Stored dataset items

——————

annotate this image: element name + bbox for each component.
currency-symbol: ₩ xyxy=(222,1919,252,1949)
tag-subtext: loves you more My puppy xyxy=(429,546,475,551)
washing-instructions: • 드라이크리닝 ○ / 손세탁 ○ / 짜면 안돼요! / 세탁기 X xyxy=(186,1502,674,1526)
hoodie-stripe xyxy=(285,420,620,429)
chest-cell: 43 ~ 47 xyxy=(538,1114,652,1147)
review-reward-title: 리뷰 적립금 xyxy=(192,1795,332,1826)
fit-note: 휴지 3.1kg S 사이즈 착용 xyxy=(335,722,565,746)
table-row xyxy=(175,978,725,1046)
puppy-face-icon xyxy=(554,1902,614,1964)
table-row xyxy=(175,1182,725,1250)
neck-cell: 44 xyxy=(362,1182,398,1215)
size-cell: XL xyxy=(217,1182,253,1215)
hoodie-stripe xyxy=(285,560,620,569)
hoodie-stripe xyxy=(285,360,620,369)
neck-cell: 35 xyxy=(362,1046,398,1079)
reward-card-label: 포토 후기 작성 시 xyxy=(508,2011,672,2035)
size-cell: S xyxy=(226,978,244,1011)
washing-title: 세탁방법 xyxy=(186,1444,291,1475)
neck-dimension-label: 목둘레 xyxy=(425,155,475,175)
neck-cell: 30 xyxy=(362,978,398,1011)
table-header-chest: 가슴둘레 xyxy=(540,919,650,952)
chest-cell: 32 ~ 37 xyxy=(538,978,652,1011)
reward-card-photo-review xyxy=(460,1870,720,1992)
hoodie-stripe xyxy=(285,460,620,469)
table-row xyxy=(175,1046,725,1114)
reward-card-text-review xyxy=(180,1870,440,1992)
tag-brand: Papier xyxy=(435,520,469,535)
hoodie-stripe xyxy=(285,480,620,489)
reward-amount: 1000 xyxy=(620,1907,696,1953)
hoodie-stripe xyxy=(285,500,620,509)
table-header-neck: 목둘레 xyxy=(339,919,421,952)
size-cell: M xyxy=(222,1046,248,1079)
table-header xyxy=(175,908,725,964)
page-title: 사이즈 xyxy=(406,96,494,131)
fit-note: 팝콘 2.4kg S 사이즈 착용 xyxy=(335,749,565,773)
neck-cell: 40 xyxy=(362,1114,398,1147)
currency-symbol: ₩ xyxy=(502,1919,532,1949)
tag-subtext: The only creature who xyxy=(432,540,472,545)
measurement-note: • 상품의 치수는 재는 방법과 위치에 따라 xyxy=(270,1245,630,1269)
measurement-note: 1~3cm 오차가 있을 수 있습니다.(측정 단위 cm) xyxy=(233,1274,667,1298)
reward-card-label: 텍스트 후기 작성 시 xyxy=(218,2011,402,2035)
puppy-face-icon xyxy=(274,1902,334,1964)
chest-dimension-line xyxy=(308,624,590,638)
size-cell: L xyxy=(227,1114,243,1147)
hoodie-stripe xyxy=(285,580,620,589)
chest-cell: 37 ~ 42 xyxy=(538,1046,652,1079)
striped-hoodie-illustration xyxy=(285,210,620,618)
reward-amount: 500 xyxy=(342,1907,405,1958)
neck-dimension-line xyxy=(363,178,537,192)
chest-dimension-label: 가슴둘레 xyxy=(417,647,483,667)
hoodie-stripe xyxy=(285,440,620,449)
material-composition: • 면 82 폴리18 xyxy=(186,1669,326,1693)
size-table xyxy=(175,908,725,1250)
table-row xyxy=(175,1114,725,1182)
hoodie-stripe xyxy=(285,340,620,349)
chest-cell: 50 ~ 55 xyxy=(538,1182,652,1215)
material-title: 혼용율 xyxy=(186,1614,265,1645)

——————

Rewrite the rows above, changing every "hoodie-stripe" to "sweater-stripe" and leaving everything else untouched.

Task solution:
annotate this image: element name + bbox for each component.
currency-symbol: ₩ xyxy=(222,1919,252,1949)
tag-subtext: loves you more My puppy xyxy=(429,546,475,551)
washing-instructions: • 드라이크리닝 ○ / 손세탁 ○ / 짜면 안돼요! / 세탁기 X xyxy=(186,1502,674,1526)
sweater-stripe xyxy=(285,420,620,429)
chest-cell: 43 ~ 47 xyxy=(538,1114,652,1147)
review-reward-title: 리뷰 적립금 xyxy=(192,1795,332,1826)
fit-note: 휴지 3.1kg S 사이즈 착용 xyxy=(335,722,565,746)
table-row xyxy=(175,978,725,1046)
puppy-face-icon xyxy=(554,1902,614,1964)
table-row xyxy=(175,1182,725,1250)
neck-cell: 44 xyxy=(362,1182,398,1215)
size-cell: XL xyxy=(217,1182,253,1215)
sweater-stripe xyxy=(285,560,620,569)
sweater-stripe xyxy=(285,360,620,369)
neck-cell: 35 xyxy=(362,1046,398,1079)
reward-card-label: 포토 후기 작성 시 xyxy=(508,2011,672,2035)
size-cell: S xyxy=(226,978,244,1011)
washing-title: 세탁방법 xyxy=(186,1444,291,1475)
neck-dimension-label: 목둘레 xyxy=(425,155,475,175)
neck-cell: 30 xyxy=(362,978,398,1011)
table-header-chest: 가슴둘레 xyxy=(540,919,650,952)
chest-cell: 32 ~ 37 xyxy=(538,978,652,1011)
reward-card-photo-review xyxy=(460,1870,720,1992)
sweater-stripe xyxy=(285,460,620,469)
table-row xyxy=(175,1046,725,1114)
reward-card-text-review xyxy=(180,1870,440,1992)
tag-brand: Papier xyxy=(435,520,469,535)
sweater-stripe xyxy=(285,480,620,489)
reward-amount: 1000 xyxy=(620,1907,696,1953)
sweater-stripe xyxy=(285,500,620,509)
table-header-neck: 목둘레 xyxy=(339,919,421,952)
size-cell: M xyxy=(222,1046,248,1079)
table-header xyxy=(175,908,725,964)
page-title: 사이즈 xyxy=(406,96,494,131)
fit-note: 팝콘 2.4kg S 사이즈 착용 xyxy=(335,749,565,773)
neck-cell: 40 xyxy=(362,1114,398,1147)
currency-symbol: ₩ xyxy=(502,1919,532,1949)
tag-subtext: The only creature who xyxy=(432,540,472,545)
measurement-note: • 상품의 치수는 재는 방법과 위치에 따라 xyxy=(270,1245,630,1269)
measurement-note: 1~3cm 오차가 있을 수 있습니다.(측정 단위 cm) xyxy=(233,1274,667,1298)
reward-card-label: 텍스트 후기 작성 시 xyxy=(218,2011,402,2035)
puppy-face-icon xyxy=(274,1902,334,1964)
chest-dimension-line xyxy=(308,624,590,638)
size-cell: L xyxy=(227,1114,243,1147)
sweater-stripe xyxy=(285,580,620,589)
chest-cell: 37 ~ 42 xyxy=(538,1046,652,1079)
striped-hoodie-illustration xyxy=(285,210,620,618)
reward-amount: 500 xyxy=(342,1907,405,1958)
neck-dimension-line xyxy=(363,178,537,192)
chest-dimension-label: 가슴둘레 xyxy=(417,647,483,667)
sweater-stripe xyxy=(285,440,620,449)
material-composition: • 면 82 폴리18 xyxy=(186,1669,326,1693)
size-table xyxy=(175,908,725,1250)
table-row xyxy=(175,1114,725,1182)
sweater-stripe xyxy=(285,340,620,349)
chest-cell: 50 ~ 55 xyxy=(538,1182,652,1215)
material-title: 혼용율 xyxy=(186,1614,265,1645)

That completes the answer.